* What needs to be done: Find the line that contains "What text is on this page?". Output it and every line after it to the end of the records, exactly as they appear.

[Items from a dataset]
========================================================================

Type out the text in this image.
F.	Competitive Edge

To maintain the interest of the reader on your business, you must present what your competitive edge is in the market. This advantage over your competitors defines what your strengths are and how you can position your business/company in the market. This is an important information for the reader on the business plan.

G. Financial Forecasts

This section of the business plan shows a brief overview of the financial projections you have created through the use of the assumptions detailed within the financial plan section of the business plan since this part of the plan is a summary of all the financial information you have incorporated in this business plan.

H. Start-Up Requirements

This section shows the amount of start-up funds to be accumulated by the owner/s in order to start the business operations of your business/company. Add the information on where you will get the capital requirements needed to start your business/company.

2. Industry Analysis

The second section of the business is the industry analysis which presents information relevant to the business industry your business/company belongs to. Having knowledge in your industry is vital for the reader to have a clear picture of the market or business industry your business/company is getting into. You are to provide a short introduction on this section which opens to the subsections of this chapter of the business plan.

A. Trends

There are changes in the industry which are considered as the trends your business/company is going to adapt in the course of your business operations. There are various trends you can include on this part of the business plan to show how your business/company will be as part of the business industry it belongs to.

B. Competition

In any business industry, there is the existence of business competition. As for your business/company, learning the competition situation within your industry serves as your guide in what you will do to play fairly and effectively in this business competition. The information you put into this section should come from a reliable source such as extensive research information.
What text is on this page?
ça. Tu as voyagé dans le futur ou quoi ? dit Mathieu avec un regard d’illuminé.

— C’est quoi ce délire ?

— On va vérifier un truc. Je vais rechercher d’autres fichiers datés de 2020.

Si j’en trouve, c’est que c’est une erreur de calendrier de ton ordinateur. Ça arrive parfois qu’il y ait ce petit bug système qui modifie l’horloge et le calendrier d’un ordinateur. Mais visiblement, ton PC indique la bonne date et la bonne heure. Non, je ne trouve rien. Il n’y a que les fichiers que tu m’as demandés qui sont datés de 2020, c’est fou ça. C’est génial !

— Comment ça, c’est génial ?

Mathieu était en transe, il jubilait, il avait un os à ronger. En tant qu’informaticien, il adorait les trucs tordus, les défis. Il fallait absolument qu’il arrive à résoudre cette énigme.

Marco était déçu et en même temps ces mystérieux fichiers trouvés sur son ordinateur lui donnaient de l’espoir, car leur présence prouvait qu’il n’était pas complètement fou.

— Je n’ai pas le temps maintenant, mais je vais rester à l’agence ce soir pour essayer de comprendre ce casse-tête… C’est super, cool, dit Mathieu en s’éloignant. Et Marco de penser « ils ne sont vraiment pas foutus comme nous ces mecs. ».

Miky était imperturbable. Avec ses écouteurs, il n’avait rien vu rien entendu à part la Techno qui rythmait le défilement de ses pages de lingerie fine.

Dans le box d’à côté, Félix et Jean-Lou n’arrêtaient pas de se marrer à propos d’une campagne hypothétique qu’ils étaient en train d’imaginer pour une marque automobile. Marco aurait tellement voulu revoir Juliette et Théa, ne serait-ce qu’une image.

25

========================================================================

* The solution:
What text is on this page?
ça. Tu as voyagé dans le futur ou quoi ? dit Mathieu avec un regard d’illuminé.

— C’est quoi ce délire ?

— On va vérifier un truc. Je vais rechercher d’autres fichiers datés de 2020.

Si j’en trouve, c’est que c’est une erreur de calendrier de ton ordinateur. Ça arrive parfois qu’il y ait ce petit bug système qui modifie l’horloge et le calendrier d’un ordinateur. Mais visiblement, ton PC indique la bonne date et la bonne heure. Non, je ne trouve rien. Il n’y a que les fichiers que tu m’as demandés qui sont datés de 2020, c’est fou ça. C’est génial !

— Comment ça, c’est génial ?

Mathieu était en transe, il jubilait, il avait un os à ronger. En tant qu’informaticien, il adorait les trucs tordus, les défis. Il fallait absolument qu’il arrive à résoudre cette énigme.

Marco était déçu et en même temps ces mystérieux fichiers trouvés sur son ordinateur lui donnaient de l’espoir, car leur présence prouvait qu’il n’était pas complètement fou.

— Je n’ai pas le temps maintenant, mais je vais rester à l’agence ce soir pour essayer de comprendre ce casse-tête… C’est super, cool, dit Mathieu en s’éloignant. Et Marco de penser « ils ne sont vraiment pas foutus comme nous ces mecs. ».

Miky était imperturbable. Avec ses écouteurs, il n’avait rien vu rien entendu à part la Techno qui rythmait le défilement de ses pages de lingerie fine.

Dans le box d’à côté, Félix et Jean-Lou n’arrêtaient pas de se marrer à propos d’une campagne hypothétique qu’ils étaient en train d’imaginer pour une marque automobile. Marco aurait tellement voulu revoir Juliette et Théa, ne serait-ce qu’une image.

25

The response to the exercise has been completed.